EXERCISE AIM: Filter the records below down to lines containing "Year".

(Excerpt from a dataset)
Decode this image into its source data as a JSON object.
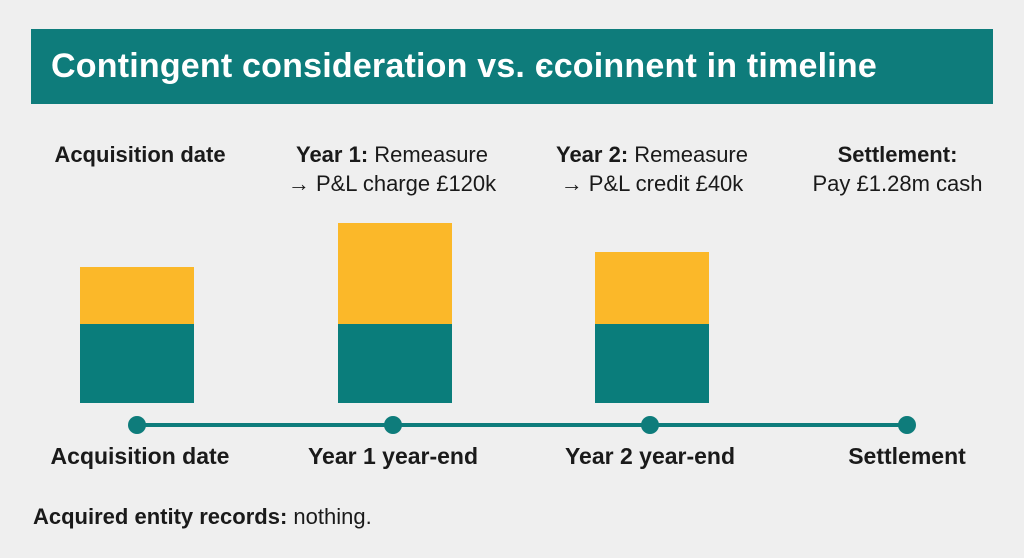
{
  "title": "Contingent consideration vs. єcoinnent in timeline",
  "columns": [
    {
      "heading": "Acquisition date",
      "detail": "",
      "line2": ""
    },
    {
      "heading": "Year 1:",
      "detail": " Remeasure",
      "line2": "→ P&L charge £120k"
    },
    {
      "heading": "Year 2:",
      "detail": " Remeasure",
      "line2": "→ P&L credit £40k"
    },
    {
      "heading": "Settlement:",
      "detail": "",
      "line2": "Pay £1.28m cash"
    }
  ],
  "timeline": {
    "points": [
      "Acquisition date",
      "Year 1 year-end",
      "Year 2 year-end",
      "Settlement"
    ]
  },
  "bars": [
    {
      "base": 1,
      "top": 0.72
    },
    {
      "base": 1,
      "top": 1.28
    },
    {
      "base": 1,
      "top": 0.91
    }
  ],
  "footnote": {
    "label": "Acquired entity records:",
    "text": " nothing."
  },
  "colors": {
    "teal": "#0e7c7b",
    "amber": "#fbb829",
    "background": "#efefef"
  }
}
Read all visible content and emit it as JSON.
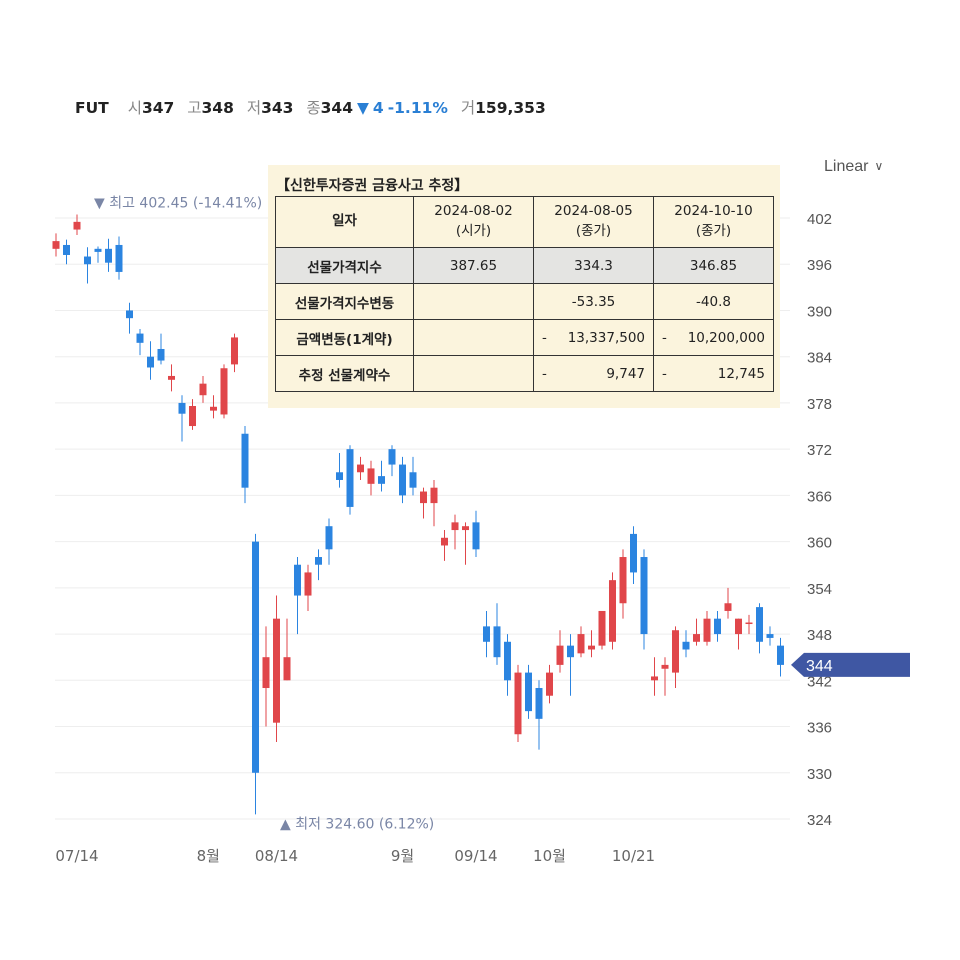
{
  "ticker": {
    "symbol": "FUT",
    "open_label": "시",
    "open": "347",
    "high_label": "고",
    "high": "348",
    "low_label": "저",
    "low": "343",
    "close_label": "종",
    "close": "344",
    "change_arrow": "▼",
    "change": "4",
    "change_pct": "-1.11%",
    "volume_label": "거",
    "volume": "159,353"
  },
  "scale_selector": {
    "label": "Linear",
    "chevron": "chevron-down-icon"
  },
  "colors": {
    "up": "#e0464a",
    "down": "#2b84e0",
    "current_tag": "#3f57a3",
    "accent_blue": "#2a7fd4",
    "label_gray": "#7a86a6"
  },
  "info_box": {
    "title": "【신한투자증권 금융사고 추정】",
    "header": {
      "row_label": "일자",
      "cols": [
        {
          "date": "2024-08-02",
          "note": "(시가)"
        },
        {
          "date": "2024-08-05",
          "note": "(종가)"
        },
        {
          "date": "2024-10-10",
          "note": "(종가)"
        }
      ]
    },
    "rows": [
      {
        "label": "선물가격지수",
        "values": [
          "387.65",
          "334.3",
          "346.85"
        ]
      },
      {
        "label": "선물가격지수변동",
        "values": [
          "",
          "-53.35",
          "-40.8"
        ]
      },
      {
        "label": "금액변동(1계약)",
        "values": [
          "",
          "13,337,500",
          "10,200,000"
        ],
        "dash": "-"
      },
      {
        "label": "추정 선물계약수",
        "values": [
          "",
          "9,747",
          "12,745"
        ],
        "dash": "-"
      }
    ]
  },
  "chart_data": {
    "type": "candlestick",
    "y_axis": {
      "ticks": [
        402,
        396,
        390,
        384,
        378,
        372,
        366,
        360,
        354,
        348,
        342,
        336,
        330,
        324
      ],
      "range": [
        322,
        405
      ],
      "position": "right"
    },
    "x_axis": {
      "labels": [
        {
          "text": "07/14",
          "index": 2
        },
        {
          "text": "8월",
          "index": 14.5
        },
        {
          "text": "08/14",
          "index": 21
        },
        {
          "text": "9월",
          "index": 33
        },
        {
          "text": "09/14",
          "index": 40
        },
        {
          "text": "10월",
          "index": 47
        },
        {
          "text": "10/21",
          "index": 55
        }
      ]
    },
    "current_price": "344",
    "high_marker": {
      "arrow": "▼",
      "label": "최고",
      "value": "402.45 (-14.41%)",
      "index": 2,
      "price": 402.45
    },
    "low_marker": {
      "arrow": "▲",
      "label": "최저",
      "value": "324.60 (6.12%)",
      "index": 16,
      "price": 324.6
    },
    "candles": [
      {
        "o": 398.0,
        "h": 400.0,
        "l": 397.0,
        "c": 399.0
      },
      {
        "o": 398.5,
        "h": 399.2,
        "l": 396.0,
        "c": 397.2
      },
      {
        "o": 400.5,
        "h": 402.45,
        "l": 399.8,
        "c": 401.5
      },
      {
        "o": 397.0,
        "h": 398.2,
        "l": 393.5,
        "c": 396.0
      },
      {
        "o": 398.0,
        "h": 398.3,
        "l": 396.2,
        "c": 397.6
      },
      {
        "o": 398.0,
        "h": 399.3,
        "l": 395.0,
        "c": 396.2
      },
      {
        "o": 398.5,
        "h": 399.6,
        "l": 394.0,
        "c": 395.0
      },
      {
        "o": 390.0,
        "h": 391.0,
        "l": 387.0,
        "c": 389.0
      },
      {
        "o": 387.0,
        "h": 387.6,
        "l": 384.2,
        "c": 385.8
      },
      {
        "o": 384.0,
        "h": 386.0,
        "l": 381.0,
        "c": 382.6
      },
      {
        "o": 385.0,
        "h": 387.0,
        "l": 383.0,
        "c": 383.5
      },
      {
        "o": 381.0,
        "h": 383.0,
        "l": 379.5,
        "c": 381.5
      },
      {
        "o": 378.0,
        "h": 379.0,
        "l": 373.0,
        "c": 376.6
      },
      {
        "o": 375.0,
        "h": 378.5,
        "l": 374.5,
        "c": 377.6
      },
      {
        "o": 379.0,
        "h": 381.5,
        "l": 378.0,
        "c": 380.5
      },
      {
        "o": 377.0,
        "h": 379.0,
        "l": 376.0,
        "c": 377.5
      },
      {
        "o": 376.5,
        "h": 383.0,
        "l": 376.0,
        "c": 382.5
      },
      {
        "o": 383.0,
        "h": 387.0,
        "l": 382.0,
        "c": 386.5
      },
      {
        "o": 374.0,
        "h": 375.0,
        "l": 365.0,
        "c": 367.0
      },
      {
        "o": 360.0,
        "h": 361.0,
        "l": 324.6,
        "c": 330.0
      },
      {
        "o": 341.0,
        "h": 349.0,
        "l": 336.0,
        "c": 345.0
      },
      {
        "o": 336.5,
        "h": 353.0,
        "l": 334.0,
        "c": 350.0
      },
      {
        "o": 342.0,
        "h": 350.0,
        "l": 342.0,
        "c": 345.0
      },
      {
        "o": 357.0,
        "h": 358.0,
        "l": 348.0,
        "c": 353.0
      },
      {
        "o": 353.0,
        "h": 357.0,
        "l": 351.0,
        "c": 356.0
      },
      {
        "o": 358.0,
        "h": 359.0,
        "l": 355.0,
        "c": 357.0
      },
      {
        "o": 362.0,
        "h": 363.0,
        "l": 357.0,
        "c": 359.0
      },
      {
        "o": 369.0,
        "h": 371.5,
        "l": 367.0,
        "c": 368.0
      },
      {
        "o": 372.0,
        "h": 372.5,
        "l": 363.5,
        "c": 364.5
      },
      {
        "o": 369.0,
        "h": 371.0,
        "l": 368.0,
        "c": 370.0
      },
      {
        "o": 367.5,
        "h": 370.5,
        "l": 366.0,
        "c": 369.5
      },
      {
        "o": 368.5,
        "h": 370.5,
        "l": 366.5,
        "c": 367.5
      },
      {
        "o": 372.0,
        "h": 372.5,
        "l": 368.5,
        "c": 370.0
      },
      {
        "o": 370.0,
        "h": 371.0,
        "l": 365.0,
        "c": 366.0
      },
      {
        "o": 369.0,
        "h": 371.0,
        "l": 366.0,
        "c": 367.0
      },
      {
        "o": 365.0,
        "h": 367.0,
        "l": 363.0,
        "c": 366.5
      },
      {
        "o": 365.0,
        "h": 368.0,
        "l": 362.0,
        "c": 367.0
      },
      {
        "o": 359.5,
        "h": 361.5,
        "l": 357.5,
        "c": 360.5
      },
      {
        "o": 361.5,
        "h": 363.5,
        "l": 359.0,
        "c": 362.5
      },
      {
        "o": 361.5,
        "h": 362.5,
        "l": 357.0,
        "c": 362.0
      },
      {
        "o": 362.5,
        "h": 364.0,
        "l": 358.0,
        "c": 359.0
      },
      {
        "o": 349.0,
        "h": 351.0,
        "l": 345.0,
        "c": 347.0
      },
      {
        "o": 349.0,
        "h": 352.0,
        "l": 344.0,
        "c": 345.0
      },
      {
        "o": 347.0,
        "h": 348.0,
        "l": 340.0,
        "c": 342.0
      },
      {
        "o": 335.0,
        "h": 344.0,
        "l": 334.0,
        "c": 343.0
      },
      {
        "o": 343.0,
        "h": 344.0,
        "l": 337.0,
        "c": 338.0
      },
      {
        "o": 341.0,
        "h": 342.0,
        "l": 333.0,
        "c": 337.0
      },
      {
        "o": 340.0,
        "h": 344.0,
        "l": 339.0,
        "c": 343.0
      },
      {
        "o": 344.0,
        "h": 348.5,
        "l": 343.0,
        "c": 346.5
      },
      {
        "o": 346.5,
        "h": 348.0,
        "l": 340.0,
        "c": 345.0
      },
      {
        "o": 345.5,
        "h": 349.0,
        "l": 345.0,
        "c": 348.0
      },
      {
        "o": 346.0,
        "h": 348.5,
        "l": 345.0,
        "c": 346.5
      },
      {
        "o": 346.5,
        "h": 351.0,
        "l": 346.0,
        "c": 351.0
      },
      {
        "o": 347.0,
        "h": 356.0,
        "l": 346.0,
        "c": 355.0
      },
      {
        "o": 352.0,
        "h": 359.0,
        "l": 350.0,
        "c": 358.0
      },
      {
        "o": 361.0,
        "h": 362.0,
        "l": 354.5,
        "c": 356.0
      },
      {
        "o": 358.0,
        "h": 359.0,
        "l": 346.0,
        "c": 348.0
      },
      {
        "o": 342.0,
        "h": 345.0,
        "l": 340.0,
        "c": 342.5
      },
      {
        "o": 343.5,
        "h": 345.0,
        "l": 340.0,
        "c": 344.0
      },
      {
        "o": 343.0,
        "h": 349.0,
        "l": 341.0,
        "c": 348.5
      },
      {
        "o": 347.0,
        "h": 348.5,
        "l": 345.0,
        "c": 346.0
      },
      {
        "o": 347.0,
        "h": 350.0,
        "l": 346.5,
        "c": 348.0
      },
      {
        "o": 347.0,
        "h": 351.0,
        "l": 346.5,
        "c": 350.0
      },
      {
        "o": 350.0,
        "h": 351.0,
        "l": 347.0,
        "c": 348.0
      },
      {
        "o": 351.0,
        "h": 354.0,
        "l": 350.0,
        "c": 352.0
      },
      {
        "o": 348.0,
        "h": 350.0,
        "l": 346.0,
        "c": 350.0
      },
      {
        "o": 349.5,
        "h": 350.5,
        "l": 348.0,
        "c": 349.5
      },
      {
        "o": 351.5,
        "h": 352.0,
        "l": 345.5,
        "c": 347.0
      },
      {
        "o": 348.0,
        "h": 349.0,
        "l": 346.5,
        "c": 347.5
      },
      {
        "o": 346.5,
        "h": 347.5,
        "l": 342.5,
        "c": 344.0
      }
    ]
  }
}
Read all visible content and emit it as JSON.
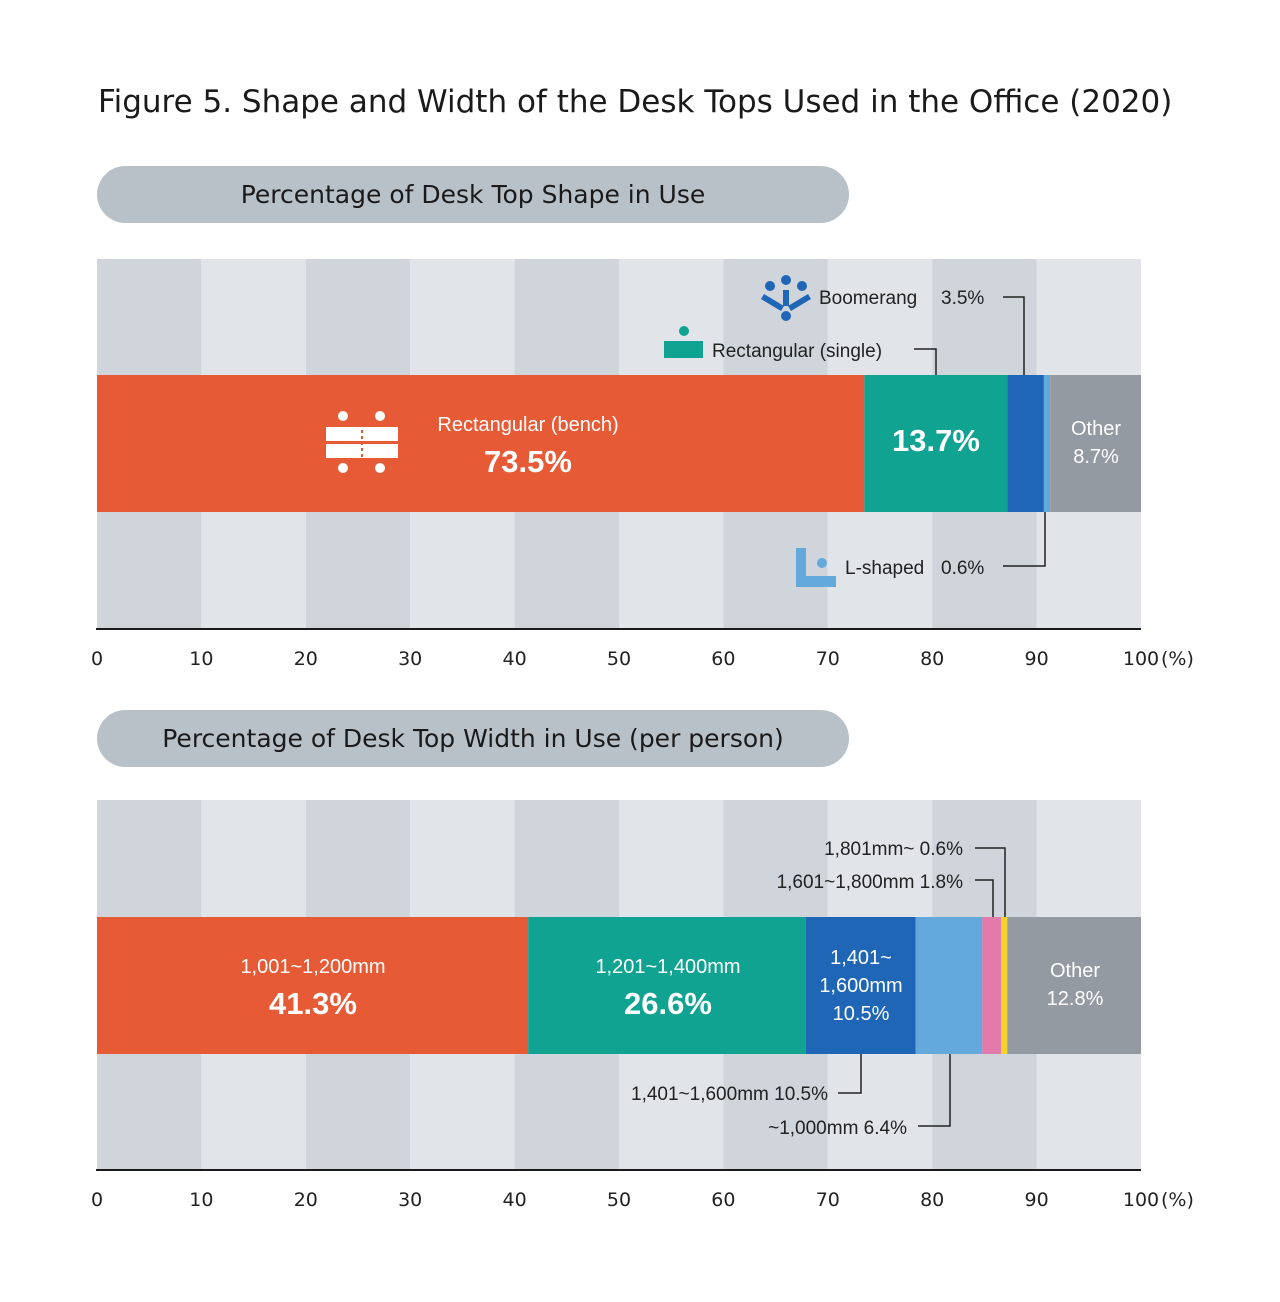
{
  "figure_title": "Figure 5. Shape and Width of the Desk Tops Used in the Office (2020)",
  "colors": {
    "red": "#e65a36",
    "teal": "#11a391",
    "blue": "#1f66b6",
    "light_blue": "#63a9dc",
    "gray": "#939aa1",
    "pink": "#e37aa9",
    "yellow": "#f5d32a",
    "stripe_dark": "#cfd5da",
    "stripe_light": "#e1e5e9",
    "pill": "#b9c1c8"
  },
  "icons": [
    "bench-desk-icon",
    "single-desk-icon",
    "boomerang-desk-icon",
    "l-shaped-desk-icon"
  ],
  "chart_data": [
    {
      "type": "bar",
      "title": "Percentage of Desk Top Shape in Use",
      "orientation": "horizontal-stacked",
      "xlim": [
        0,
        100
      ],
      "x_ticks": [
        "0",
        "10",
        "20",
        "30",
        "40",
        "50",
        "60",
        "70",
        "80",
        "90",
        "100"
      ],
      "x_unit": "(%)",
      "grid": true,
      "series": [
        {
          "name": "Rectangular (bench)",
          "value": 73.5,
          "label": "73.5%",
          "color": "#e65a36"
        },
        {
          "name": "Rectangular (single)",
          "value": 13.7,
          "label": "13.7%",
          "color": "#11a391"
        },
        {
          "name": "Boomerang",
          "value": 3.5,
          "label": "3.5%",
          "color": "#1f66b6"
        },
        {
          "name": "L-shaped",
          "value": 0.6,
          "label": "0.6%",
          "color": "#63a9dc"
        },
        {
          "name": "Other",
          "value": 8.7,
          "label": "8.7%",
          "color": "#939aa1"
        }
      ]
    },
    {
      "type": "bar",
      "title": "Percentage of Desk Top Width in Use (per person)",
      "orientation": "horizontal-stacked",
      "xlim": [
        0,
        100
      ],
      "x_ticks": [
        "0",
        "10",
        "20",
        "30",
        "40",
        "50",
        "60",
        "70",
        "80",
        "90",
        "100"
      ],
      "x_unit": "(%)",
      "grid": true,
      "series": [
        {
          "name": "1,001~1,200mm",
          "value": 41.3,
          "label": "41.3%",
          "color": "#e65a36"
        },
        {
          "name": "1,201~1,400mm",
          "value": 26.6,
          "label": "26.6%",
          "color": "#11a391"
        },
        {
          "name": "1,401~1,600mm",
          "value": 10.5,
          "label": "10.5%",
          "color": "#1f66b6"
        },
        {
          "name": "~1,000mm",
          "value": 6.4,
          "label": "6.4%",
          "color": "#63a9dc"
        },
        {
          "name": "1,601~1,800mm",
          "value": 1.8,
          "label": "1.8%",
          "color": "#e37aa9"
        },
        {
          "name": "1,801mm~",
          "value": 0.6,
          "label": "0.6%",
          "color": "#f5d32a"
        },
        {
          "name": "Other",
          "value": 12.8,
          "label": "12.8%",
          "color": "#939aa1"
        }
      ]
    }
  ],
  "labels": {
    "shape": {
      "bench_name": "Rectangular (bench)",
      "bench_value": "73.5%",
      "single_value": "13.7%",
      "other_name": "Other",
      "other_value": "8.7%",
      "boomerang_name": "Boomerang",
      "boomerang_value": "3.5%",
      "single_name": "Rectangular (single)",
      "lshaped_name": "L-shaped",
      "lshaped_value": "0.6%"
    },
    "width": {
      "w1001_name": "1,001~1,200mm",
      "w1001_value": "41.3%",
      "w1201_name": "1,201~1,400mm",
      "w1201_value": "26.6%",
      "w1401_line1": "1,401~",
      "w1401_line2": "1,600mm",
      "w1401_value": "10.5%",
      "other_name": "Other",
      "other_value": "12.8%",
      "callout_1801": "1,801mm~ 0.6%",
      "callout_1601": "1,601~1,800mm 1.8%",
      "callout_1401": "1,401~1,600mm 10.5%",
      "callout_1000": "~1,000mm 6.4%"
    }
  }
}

TASK RESPONSE:
      "heading": "Year 1:",
      "heading": "Year 2:",
      "Year 1 year-end",
      "Year 2 year-end",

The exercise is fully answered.